Data rows:
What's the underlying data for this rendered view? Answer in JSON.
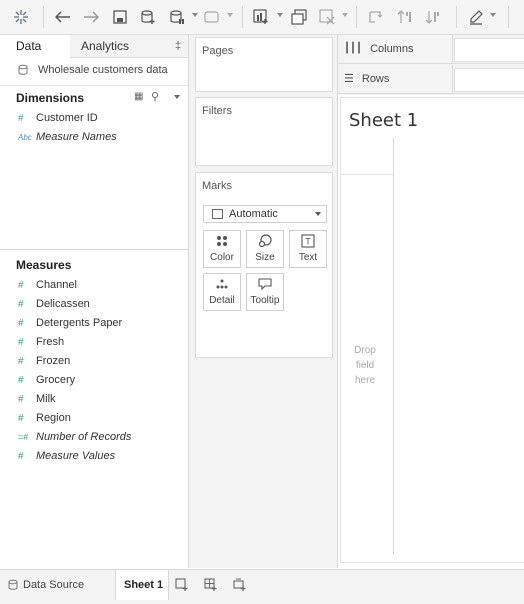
{
  "toolbar": {
    "icons": [
      "tableau-logo-icon",
      "undo-icon",
      "redo-icon",
      "save-icon",
      "new-datasource-icon",
      "pause-updates-icon",
      "run-update-icon",
      "new-worksheet-icon",
      "duplicate-icon",
      "clear-sheet-icon",
      "swap-icon",
      "sort-ascending-icon",
      "sort-descending-icon",
      "highlight-icon"
    ]
  },
  "data_pane": {
    "tabs": {
      "data": "Data",
      "analytics": "Analytics"
    },
    "datasource": "Wholesale customers data",
    "dimensions_title": "Dimensions",
    "dimensions": [
      {
        "icon": "#",
        "label": "Customer ID",
        "italic": false
      },
      {
        "icon": "Abc",
        "label": "Measure Names",
        "italic": true
      }
    ],
    "measures_title": "Measures",
    "measures": [
      {
        "icon": "#",
        "label": "Channel",
        "italic": false
      },
      {
        "icon": "#",
        "label": "Delicassen",
        "italic": false
      },
      {
        "icon": "#",
        "label": "Detergents Paper",
        "italic": false
      },
      {
        "icon": "#",
        "label": "Fresh",
        "italic": false
      },
      {
        "icon": "#",
        "label": "Frozen",
        "italic": false
      },
      {
        "icon": "#",
        "label": "Grocery",
        "italic": false
      },
      {
        "icon": "#",
        "label": "Milk",
        "italic": false
      },
      {
        "icon": "#",
        "label": "Region",
        "italic": false
      },
      {
        "icon": "=#",
        "label": "Number of Records",
        "italic": true
      },
      {
        "icon": "#",
        "label": "Measure Values",
        "italic": true
      }
    ]
  },
  "cards": {
    "pages": "Pages",
    "filters": "Filters",
    "marks": "Marks",
    "mark_type": "Automatic",
    "buttons": {
      "color": "Color",
      "size": "Size",
      "text": "Text",
      "detail": "Detail",
      "tooltip": "Tooltip"
    }
  },
  "shelves": {
    "columns": "Columns",
    "rows": "Rows"
  },
  "sheet": {
    "title": "Sheet 1",
    "drop_hint": [
      "Drop",
      "field",
      "here"
    ]
  },
  "bottom": {
    "data_source": "Data Source",
    "sheet_tab": "Sheet 1"
  }
}
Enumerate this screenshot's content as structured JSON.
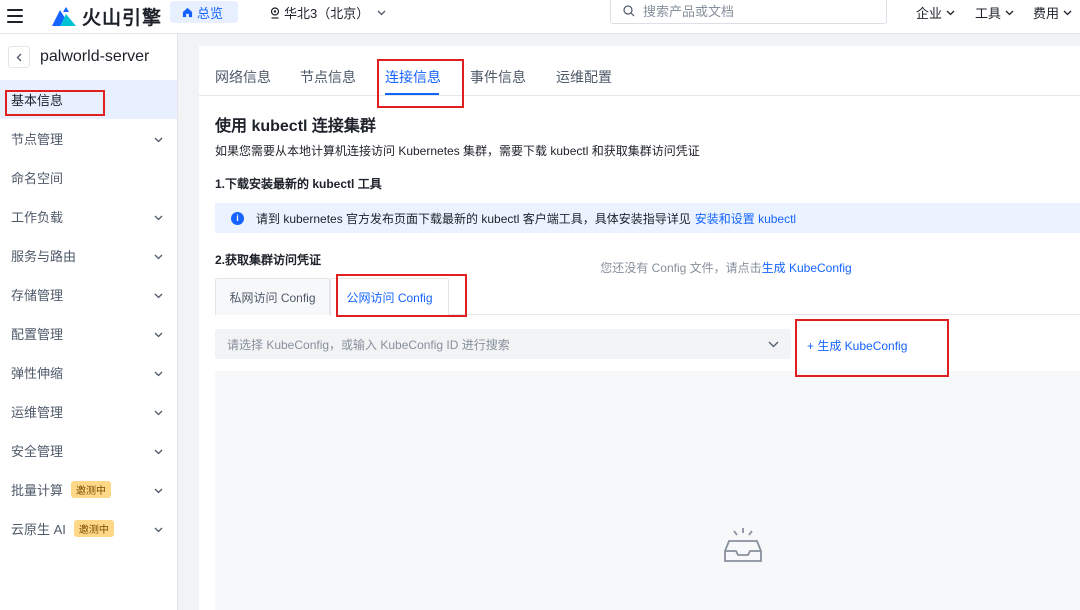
{
  "topbar": {
    "brand": "火山引擎",
    "overview_label": "总览",
    "region_label": "华北3（北京）",
    "search_placeholder": "搜索产品或文档",
    "menus": [
      "企业",
      "工具",
      "费用"
    ]
  },
  "sidebar": {
    "cluster_name": "palworld-server",
    "items": [
      {
        "label": "基本信息",
        "active": true,
        "chevron": false
      },
      {
        "label": "节点管理",
        "chevron": true
      },
      {
        "label": "命名空间",
        "chevron": false
      },
      {
        "label": "工作负载",
        "chevron": true
      },
      {
        "label": "服务与路由",
        "chevron": true
      },
      {
        "label": "存储管理",
        "chevron": true
      },
      {
        "label": "配置管理",
        "chevron": true
      },
      {
        "label": "弹性伸缩",
        "chevron": true
      },
      {
        "label": "运维管理",
        "chevron": true
      },
      {
        "label": "安全管理",
        "chevron": true
      },
      {
        "label": "批量计算",
        "badge": "邀测中",
        "chevron": true
      },
      {
        "label": "云原生 AI",
        "badge": "邀测中",
        "chevron": true
      }
    ]
  },
  "main": {
    "tabs": [
      "网络信息",
      "节点信息",
      "连接信息",
      "事件信息",
      "运维配置"
    ],
    "active_tab": "连接信息",
    "title": "使用 kubectl 连接集群",
    "description": "如果您需要从本地计算机连接访问 Kubernetes 集群，需要下载 kubectl 和获取集群访问凭证",
    "step1": "1.下载安装最新的 kubectl 工具",
    "info_text": "请到 kubernetes 官方发布页面下载最新的 kubectl 客户端工具，具体安装指导详见",
    "info_link": "安装和设置 kubectl",
    "step2": "2.获取集群访问凭证",
    "config_tabs": [
      "私网访问 Config",
      "公网访问 Config"
    ],
    "select_placeholder": "请选择 KubeConfig，或输入 KubeConfig ID 进行搜索",
    "generate_link": "+ 生成 KubeConfig",
    "empty_text": "您还没有 Config 文件，请点击",
    "empty_link": "生成 KubeConfig"
  },
  "colors": {
    "primary": "#1664ff",
    "annotation_red": "#e02020",
    "badge_bg": "#ffd887"
  }
}
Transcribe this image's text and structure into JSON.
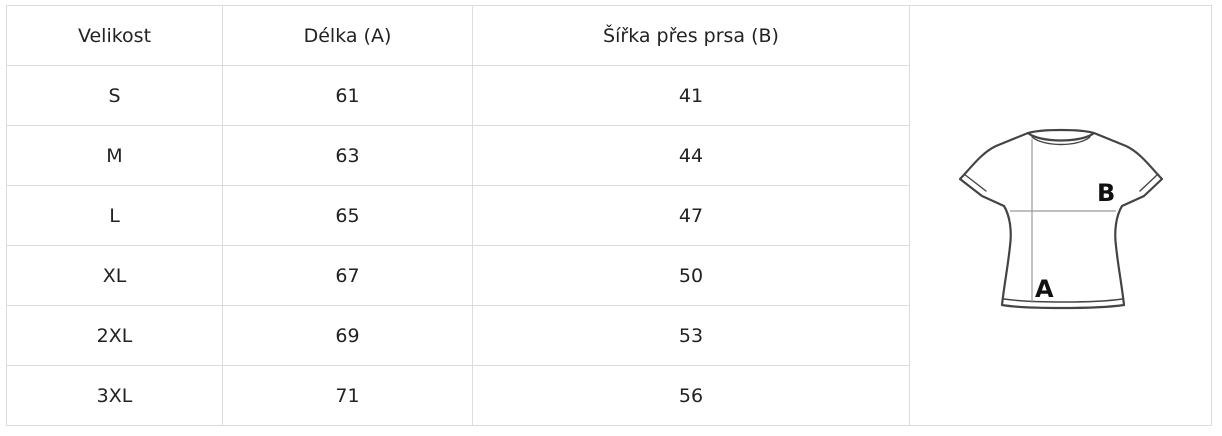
{
  "table": {
    "headers": [
      "Velikost",
      "Délka (A)",
      "Šířka přes prsa (B)"
    ],
    "rows": [
      {
        "size": "S",
        "length": "61",
        "width": "41"
      },
      {
        "size": "M",
        "length": "63",
        "width": "44"
      },
      {
        "size": "L",
        "length": "65",
        "width": "47"
      },
      {
        "size": "XL",
        "length": "67",
        "width": "50"
      },
      {
        "size": "2XL",
        "length": "69",
        "width": "53"
      },
      {
        "size": "3XL",
        "length": "71",
        "width": "56"
      }
    ]
  },
  "diagram": {
    "label_a": "A",
    "label_b": "B"
  }
}
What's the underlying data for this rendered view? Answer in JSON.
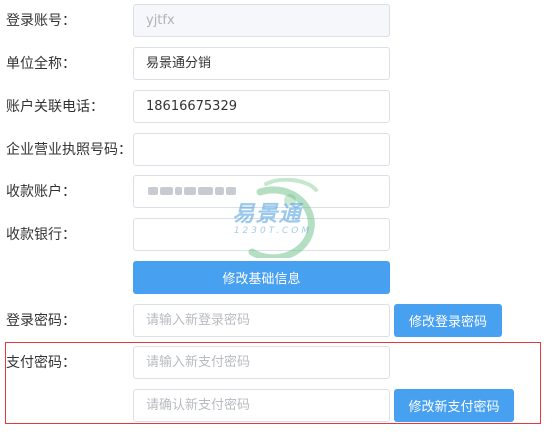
{
  "form": {
    "login_account": {
      "label": "登录账号：",
      "value": "yjtfx"
    },
    "company_name": {
      "label": "单位全称：",
      "value": "易景通分销"
    },
    "phone": {
      "label": "账户关联电话：",
      "value": "18616675329"
    },
    "license": {
      "label": "企业营业执照号码：",
      "value": ""
    },
    "receive_account": {
      "label": "收款账户："
    },
    "receive_bank": {
      "label": "收款银行：",
      "value": ""
    },
    "update_basic_button": "修改基础信息"
  },
  "login_password": {
    "label": "登录密码：",
    "placeholder": "请输入新登录密码",
    "button": "修改登录密码"
  },
  "pay_password": {
    "label": "支付密码：",
    "new_placeholder": "请输入新支付密码",
    "confirm_placeholder": "请确认新支付密码",
    "button": "修改新支付密码"
  },
  "watermark": {
    "brand": "易景通",
    "sub": "1230T.COM"
  },
  "colors": {
    "primary_button": "#48a0f0",
    "highlight_border": "#e4393c",
    "input_border": "#dcdfe6"
  }
}
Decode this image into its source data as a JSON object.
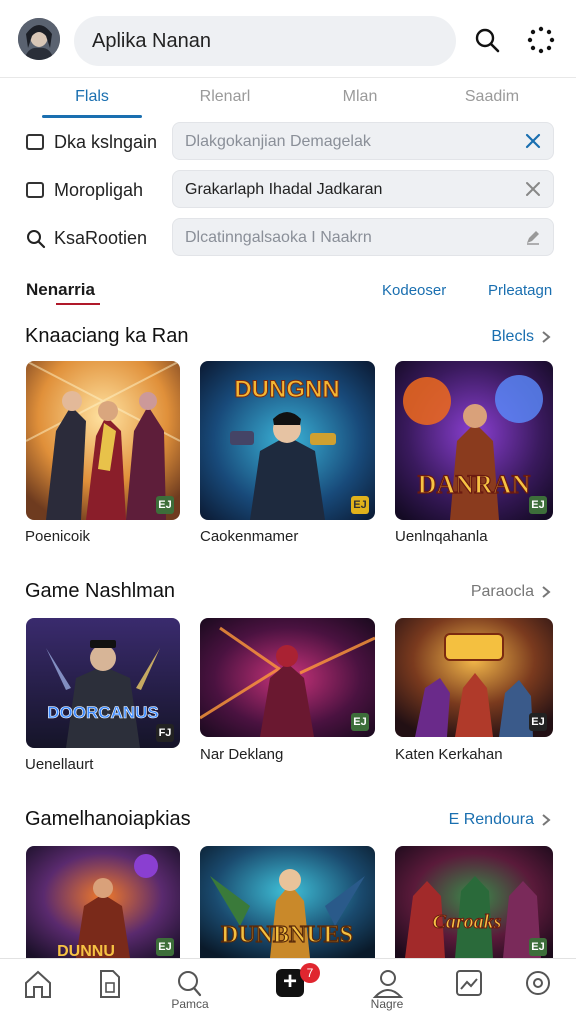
{
  "header": {
    "search_text": "Aplika Nanan"
  },
  "tabs": [
    {
      "label": "Flals",
      "active": true
    },
    {
      "label": "Rlenarl",
      "active": false
    },
    {
      "label": "Mlan",
      "active": false
    },
    {
      "label": "Saadim",
      "active": false
    }
  ],
  "filters": [
    {
      "icon": "checkbox-icon",
      "label": "Dka kslngain",
      "value": "Dlakgokanjian Demagelak",
      "filled": false,
      "clear_icon": "close-icon"
    },
    {
      "icon": "checkbox-icon",
      "label": "Moropligah",
      "value": "Grakarlaph Ihadal Jadkaran",
      "filled": true,
      "clear_icon": "close-icon"
    },
    {
      "icon": "search-icon",
      "label": "KsaRootien",
      "value": "Dlcatinngalsaoka I Naakrn",
      "filled": false,
      "clear_icon": "edit-icon"
    }
  ],
  "subnav": {
    "main": "Nenarria",
    "link1": "Kodeoser",
    "link2": "Prleatagn"
  },
  "sections": [
    {
      "title": "Knaaciang ka Ran",
      "more": "Blecls",
      "more_blue": true,
      "cards": [
        {
          "caption": "Poenicoik",
          "tag": "EJ"
        },
        {
          "caption": "Caokenmamer",
          "tag": "EJ"
        },
        {
          "caption": "Uenlnqahanla",
          "tag": "EJ"
        }
      ]
    },
    {
      "title": "Game Nashlman",
      "more": "Paraocla",
      "more_blue": false,
      "cards": [
        {
          "caption": "Uenellaurt",
          "tag": "FJ"
        },
        {
          "caption": "Nar Deklang",
          "tag": "EJ"
        },
        {
          "caption": "Katen Kerkahan",
          "tag": "EJ"
        }
      ]
    },
    {
      "title": "Gamelhanoiapkias",
      "more": "E Rendoura",
      "more_blue": true,
      "cards": [
        {
          "caption": "",
          "tag": "EJ"
        },
        {
          "caption": "",
          "tag": ""
        },
        {
          "caption": "",
          "tag": "EJ"
        }
      ]
    }
  ],
  "card_texts": {
    "c1b": "DUNGNN",
    "c1c": "DANRAN",
    "c2a": "DOORCANUS",
    "c3a": "DUNNU",
    "c3b": "DUNBNUES",
    "c3c": "Caroaks"
  },
  "bottom_nav": {
    "items": [
      {
        "icon": "home-icon",
        "label": ""
      },
      {
        "icon": "sim-card-icon",
        "label": ""
      },
      {
        "icon": "search-icon",
        "label": "Pamca"
      },
      {
        "icon": "add-icon",
        "label": ""
      },
      {
        "icon": "profile-icon",
        "label": "Nagre"
      },
      {
        "icon": "gallery-icon",
        "label": ""
      },
      {
        "icon": "settings-icon",
        "label": ""
      }
    ],
    "badge": "7"
  },
  "colors": {
    "accent": "#1a6fb0",
    "underline_red": "#b0192a",
    "badge": "#e0262f"
  }
}
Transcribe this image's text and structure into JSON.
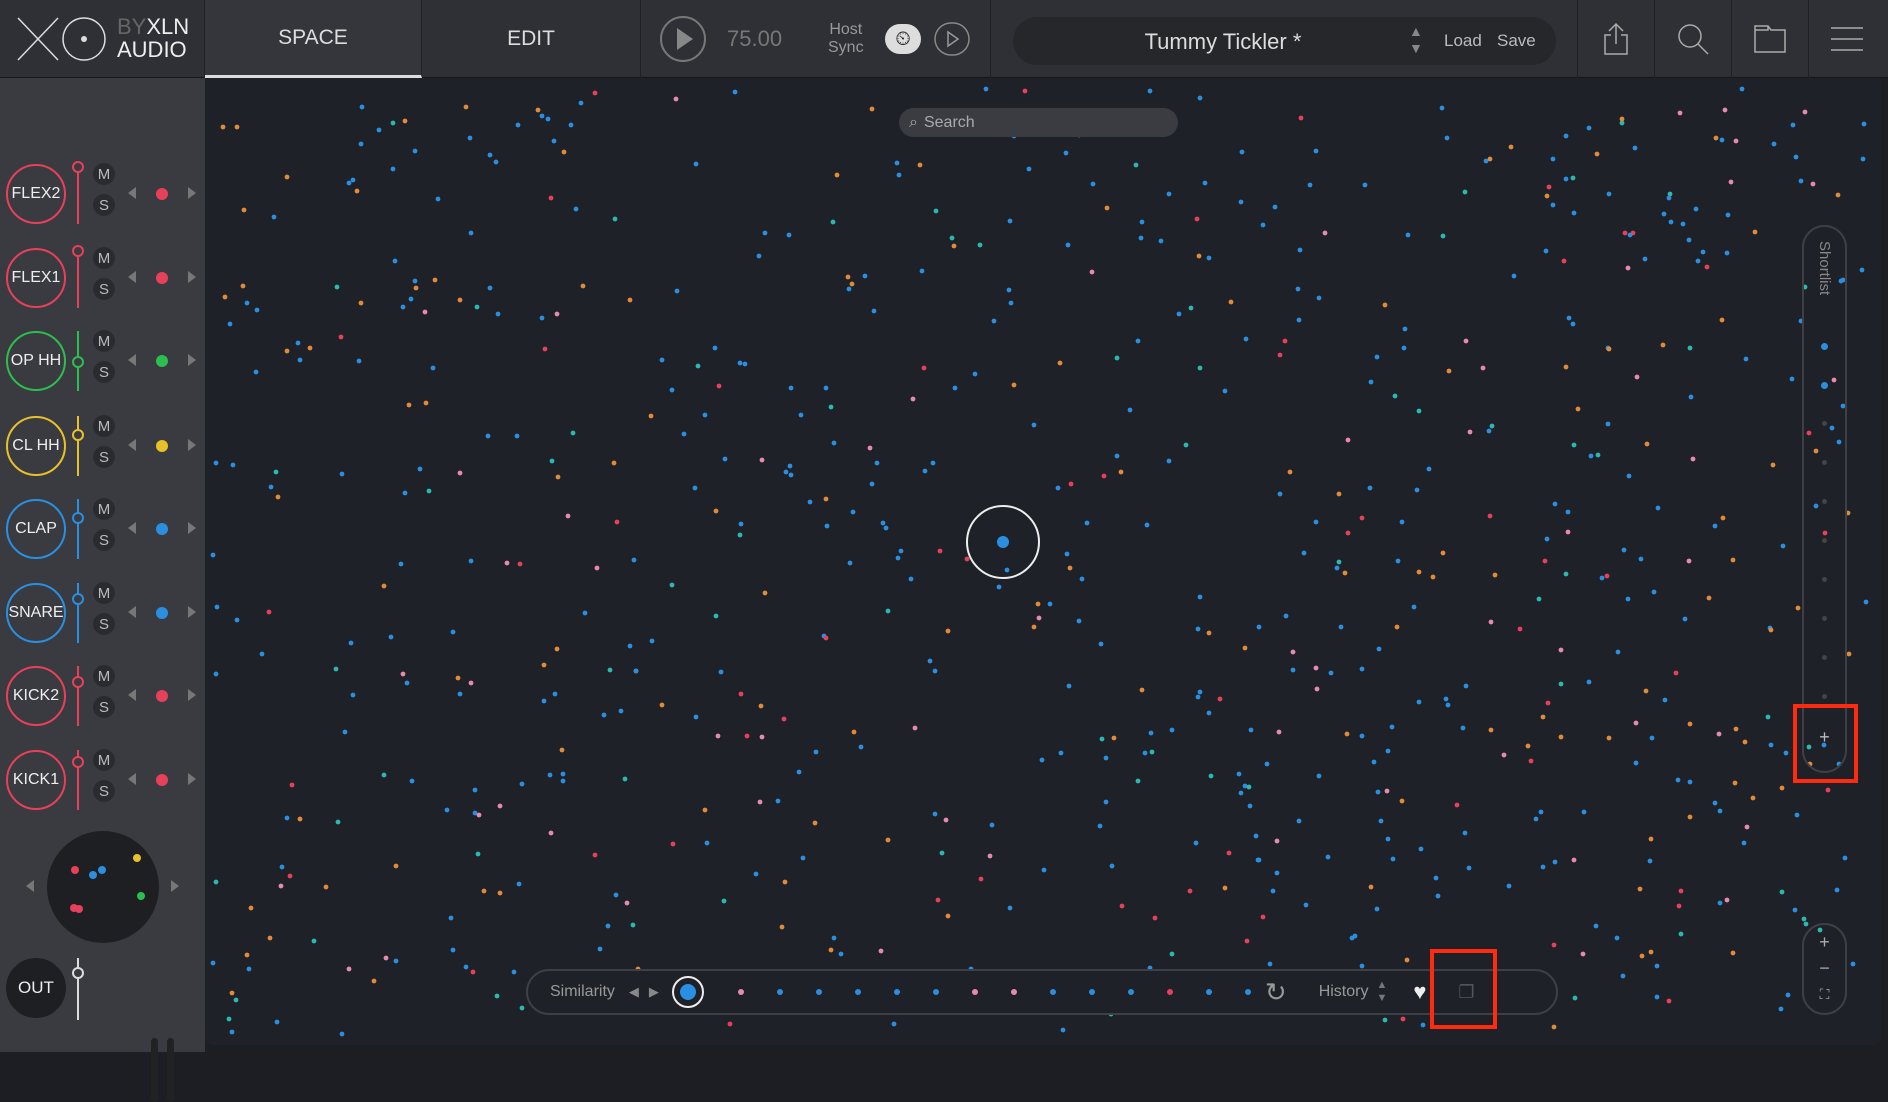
{
  "header": {
    "logo": {
      "by": "BY",
      "brand": "XLN",
      "sub": "AUDIO"
    },
    "tabs": [
      {
        "label": "SPACE",
        "active": true
      },
      {
        "label": "EDIT",
        "active": false
      }
    ],
    "tempo": "75.00",
    "host_sync": [
      "Host",
      "Sync"
    ],
    "preset_name": "Tummy Tickler *",
    "load": "Load",
    "save": "Save",
    "icons": [
      "share-icon",
      "search-icon",
      "folder-icon",
      "menu-icon"
    ]
  },
  "tracks": [
    {
      "name": "FLEX2",
      "color": "#e8405a",
      "level": 0.95,
      "m": "M",
      "s": "S"
    },
    {
      "name": "FLEX1",
      "color": "#e8405a",
      "level": 0.95,
      "m": "M",
      "s": "S"
    },
    {
      "name": "OP HH",
      "color": "#2bbf4e",
      "level": 0.42,
      "m": "M",
      "s": "S"
    },
    {
      "name": "CL HH",
      "color": "#e8c12a",
      "level": 0.65,
      "m": "M",
      "s": "S"
    },
    {
      "name": "CLAP",
      "color": "#2a8fe0",
      "level": 0.65,
      "m": "M",
      "s": "S"
    },
    {
      "name": "SNARE",
      "color": "#2a8fe0",
      "level": 0.7,
      "m": "M",
      "s": "S"
    },
    {
      "name": "KICK2",
      "color": "#e8405a",
      "level": 0.7,
      "m": "M",
      "s": "S"
    },
    {
      "name": "KICK1",
      "color": "#e8405a",
      "level": 0.78,
      "m": "M",
      "s": "S"
    }
  ],
  "output": {
    "label": "OUT",
    "level": 0.75
  },
  "search": {
    "placeholder": "Search"
  },
  "bottom_bar": {
    "similarity": "Similarity",
    "history": "History",
    "sequence": [
      "#e88ab0",
      "#2a8fe0",
      "#2a8fe0",
      "#2a8fe0",
      "#2a8fe0",
      "#2a8fe0",
      "#e88ab0",
      "#e88ab0",
      "#2a8fe0",
      "#2a8fe0",
      "#2a8fe0",
      "#e8405a",
      "#2a8fe0",
      "#2a8fe0"
    ]
  },
  "shortlist": {
    "label": "Shortlist",
    "filled": 2,
    "slots": 10,
    "add": "+"
  },
  "zoom": {
    "in": "+",
    "out": "−"
  },
  "colors": {
    "accent": "#2a8fe0",
    "highlight": "#ff2a10"
  }
}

Job:
Across the material above, how many lines include the string "filled"? Only the number is wanted.

Output for this task:
4